Task goal: Without altering anything, repeat each of the records.

Record extracts:
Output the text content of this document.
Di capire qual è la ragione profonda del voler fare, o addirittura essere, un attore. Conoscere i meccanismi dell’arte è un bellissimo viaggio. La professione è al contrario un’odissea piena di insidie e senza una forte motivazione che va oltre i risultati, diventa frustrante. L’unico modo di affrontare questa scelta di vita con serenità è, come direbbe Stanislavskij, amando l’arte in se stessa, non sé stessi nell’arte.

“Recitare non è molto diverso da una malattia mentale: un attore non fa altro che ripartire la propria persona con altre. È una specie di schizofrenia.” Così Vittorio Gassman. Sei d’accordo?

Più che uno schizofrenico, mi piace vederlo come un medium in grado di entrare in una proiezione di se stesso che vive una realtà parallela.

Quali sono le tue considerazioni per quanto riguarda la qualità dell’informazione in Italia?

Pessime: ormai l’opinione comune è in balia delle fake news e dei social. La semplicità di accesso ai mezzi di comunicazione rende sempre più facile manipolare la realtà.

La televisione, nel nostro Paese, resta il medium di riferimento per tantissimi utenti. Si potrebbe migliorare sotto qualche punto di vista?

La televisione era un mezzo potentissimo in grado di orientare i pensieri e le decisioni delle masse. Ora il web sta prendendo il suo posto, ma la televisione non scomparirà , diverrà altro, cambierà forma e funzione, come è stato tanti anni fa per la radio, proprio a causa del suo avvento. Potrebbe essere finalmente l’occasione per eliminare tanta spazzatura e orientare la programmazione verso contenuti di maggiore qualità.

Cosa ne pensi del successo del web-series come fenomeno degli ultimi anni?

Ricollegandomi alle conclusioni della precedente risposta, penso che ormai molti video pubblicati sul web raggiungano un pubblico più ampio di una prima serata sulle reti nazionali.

Exercise output:
Output the text content of this document.
Di capire qual è la ragione profonda del voler fare, o addirittura essere, un attore. Conoscere i meccanismi dell’arte è un bellissimo viaggio. La professione è al contrario un’odissea piena di insidie e senza una forte motivazione che va oltre i risultati, diventa frustrante. L’unico modo di affrontare questa scelta di vita con serenità è, come direbbe Stanislavskij, amando l’arte in se stessa, non sé stessi nell’arte.

“Recitare non è molto diverso da una malattia mentale: un attore non fa altro che ripartire la propria persona con altre. È una specie di schizofrenia.” Così Vittorio Gassman. Sei d’accordo?

Più che uno schizofrenico, mi piace vederlo come un medium in grado di entrare in una proiezione di se stesso che vive una realtà parallela.

Quali sono le tue considerazioni per quanto riguarda la qualità dell’informazione in Italia?

Pessime: ormai l’opinione comune è in balia delle fake news e dei social. La semplicità di accesso ai mezzi di comunicazione rende sempre più facile manipolare la realtà.

La televisione, nel nostro Paese, resta il medium di riferimento per tantissimi utenti. Si potrebbe migliorare sotto qualche punto di vista?

La televisione era un mezzo potentissimo in grado di orientare i pensieri e le decisioni delle masse. Ora il web sta prendendo il suo posto, ma la televisione non scomparirà , diverrà altro, cambierà forma e funzione, come è stato tanti anni fa per la radio, proprio a causa del suo avvento. Potrebbe essere finalmente l’occasione per eliminare tanta spazzatura e orientare la programmazione verso contenuti di maggiore qualità.

Cosa ne pensi del successo del web-series come fenomeno degli ultimi anni?

Ricollegandomi alle conclusioni della precedente risposta, penso che ormai molti video pubblicati sul web raggiungano un pubblico più ampio di una prima serata sulle reti nazionali.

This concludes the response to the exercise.